_Required work:_
Check each line of the material. Copy those containing "content".

_Given entries:_
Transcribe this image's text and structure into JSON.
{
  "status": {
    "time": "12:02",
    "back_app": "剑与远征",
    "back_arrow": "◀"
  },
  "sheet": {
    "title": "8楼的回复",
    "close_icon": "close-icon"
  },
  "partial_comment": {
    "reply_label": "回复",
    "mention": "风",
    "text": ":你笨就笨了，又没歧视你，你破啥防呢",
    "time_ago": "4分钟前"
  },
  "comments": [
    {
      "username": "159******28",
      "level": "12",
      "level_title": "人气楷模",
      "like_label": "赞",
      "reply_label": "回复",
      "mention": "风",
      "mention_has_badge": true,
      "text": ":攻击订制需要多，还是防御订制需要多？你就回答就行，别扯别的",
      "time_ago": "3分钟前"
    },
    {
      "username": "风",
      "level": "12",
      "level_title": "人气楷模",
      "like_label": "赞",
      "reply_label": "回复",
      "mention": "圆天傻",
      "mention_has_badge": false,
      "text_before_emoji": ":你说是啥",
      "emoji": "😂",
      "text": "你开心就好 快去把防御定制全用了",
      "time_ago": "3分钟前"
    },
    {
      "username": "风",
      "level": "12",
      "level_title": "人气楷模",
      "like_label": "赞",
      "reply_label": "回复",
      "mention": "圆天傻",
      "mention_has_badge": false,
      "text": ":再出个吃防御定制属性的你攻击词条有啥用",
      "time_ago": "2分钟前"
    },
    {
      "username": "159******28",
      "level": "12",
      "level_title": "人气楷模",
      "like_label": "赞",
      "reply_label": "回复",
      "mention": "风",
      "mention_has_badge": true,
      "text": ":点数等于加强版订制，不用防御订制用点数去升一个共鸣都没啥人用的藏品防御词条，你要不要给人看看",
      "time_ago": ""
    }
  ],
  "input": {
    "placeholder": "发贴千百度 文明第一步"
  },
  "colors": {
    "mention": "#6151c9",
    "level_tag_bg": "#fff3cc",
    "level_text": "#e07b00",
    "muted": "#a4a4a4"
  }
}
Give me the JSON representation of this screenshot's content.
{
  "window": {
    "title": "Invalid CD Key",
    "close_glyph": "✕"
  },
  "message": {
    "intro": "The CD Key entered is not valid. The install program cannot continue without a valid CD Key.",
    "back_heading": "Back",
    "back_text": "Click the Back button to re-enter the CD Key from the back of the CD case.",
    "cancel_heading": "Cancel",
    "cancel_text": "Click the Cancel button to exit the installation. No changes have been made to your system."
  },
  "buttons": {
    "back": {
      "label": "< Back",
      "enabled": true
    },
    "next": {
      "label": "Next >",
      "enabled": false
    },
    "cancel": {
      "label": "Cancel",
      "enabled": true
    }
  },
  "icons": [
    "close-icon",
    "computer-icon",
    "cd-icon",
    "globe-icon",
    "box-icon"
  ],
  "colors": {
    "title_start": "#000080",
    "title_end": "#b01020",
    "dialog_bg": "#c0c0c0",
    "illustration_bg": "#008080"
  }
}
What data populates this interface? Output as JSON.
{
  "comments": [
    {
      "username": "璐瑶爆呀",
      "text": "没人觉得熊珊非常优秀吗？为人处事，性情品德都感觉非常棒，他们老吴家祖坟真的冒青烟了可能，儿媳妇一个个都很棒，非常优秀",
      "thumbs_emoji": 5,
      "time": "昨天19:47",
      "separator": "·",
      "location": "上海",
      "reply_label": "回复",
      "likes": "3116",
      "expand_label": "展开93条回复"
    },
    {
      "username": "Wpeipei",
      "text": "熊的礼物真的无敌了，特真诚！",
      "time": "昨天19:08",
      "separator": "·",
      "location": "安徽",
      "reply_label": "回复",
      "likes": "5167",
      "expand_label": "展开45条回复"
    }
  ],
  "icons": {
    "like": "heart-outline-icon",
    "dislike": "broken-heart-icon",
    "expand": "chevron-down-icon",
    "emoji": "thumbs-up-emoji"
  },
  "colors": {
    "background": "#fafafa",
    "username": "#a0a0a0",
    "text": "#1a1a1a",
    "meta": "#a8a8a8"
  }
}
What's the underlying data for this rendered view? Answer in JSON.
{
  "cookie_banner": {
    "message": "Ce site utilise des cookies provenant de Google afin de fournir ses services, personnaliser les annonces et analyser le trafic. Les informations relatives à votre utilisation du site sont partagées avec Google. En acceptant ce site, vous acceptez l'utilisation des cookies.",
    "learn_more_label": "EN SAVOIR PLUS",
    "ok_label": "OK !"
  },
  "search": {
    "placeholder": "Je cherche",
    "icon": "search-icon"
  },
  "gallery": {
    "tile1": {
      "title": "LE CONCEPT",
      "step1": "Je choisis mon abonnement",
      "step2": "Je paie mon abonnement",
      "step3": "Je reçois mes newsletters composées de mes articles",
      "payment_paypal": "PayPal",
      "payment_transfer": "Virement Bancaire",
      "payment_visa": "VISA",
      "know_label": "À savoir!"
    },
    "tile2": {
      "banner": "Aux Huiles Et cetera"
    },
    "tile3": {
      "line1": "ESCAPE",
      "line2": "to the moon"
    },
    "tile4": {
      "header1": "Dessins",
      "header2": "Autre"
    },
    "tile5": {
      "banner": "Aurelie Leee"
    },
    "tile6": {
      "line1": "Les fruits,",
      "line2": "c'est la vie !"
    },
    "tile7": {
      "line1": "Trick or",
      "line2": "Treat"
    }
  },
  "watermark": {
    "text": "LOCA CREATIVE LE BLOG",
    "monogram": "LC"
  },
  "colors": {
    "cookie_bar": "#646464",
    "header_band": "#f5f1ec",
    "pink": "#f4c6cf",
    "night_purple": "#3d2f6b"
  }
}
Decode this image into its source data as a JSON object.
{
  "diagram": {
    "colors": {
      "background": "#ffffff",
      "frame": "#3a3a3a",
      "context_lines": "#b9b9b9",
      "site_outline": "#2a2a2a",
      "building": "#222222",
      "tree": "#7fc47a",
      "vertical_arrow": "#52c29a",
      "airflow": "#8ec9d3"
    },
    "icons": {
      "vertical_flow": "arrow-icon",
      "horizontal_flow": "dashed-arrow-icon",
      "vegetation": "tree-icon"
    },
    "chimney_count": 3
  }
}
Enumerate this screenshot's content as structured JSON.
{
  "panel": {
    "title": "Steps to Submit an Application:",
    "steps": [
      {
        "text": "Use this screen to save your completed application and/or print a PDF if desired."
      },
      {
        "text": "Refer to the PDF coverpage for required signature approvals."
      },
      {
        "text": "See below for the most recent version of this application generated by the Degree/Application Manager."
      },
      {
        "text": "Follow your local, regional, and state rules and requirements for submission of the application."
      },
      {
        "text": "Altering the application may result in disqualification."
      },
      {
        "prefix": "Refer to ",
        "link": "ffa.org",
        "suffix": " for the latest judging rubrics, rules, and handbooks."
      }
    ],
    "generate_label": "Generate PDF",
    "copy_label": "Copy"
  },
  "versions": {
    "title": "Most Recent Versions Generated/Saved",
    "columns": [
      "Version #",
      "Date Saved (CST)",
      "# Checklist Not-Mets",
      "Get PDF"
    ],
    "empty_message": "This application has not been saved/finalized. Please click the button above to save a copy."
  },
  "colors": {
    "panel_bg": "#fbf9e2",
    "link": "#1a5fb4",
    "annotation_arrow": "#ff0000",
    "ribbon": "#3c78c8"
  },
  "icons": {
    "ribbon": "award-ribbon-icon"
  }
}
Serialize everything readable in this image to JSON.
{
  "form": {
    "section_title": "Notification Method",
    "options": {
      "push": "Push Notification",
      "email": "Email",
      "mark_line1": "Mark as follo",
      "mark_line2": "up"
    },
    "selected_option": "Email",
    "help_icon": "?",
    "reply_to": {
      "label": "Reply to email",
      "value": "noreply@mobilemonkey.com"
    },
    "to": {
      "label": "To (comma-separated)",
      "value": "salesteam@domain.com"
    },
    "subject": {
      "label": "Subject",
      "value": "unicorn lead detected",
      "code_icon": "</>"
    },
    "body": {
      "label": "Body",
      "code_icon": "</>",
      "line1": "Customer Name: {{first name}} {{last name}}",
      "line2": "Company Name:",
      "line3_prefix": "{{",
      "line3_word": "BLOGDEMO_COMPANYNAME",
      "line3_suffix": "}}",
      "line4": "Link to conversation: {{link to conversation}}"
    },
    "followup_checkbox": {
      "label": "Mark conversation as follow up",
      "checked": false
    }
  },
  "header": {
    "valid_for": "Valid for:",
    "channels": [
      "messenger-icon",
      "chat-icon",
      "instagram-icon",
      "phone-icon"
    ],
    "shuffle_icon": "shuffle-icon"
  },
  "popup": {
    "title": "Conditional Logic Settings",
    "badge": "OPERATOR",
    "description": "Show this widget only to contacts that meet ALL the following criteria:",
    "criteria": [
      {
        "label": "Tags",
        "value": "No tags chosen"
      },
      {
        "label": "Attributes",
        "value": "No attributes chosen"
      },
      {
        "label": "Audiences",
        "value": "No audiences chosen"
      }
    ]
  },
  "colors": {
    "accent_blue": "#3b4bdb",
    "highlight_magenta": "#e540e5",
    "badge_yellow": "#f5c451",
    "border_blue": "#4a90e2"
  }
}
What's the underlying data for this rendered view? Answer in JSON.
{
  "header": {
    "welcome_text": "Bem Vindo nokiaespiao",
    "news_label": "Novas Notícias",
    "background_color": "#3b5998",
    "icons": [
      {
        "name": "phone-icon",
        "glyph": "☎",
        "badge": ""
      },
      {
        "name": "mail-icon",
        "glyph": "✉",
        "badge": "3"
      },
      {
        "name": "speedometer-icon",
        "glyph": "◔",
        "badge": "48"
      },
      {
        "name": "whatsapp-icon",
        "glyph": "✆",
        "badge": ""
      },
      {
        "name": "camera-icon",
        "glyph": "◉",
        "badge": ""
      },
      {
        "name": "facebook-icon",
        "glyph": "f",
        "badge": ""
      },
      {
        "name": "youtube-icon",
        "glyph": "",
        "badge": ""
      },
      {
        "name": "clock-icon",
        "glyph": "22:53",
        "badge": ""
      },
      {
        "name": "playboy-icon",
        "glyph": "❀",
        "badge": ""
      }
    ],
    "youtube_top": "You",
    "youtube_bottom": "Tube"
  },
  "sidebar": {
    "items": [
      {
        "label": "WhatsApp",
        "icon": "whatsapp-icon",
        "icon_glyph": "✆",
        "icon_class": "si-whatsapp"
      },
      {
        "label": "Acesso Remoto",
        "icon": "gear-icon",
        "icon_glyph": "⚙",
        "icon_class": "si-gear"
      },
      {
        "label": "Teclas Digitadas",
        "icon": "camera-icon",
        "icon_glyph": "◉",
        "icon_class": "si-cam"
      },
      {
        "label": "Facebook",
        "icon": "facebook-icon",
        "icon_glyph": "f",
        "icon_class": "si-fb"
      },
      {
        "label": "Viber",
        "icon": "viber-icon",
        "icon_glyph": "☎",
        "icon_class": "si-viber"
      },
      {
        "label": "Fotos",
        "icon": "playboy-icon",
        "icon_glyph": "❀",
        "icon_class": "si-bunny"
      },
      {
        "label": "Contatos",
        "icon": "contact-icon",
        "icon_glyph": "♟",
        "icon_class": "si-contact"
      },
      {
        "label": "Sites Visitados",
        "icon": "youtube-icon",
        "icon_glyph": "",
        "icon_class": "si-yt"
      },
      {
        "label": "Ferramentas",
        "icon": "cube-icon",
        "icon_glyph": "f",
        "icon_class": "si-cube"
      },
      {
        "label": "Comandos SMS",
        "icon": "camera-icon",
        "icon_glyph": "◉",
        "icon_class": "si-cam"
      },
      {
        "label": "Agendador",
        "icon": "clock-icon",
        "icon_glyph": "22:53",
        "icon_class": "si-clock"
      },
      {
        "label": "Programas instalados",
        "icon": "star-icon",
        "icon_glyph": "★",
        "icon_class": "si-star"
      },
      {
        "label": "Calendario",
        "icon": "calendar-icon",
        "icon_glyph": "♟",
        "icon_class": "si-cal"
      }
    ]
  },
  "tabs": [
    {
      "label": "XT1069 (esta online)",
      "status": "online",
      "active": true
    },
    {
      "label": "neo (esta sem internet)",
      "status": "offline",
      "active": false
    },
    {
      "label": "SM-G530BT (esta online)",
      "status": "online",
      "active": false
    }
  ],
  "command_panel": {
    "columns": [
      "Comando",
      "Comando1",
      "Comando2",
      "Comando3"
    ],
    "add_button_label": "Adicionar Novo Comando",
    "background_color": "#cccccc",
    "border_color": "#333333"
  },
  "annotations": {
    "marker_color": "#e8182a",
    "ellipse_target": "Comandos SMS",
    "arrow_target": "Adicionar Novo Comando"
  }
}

_Written answer:_
Give me the JSON representation of this screenshot's content.
Enumerate this screenshot's content as structured JSON.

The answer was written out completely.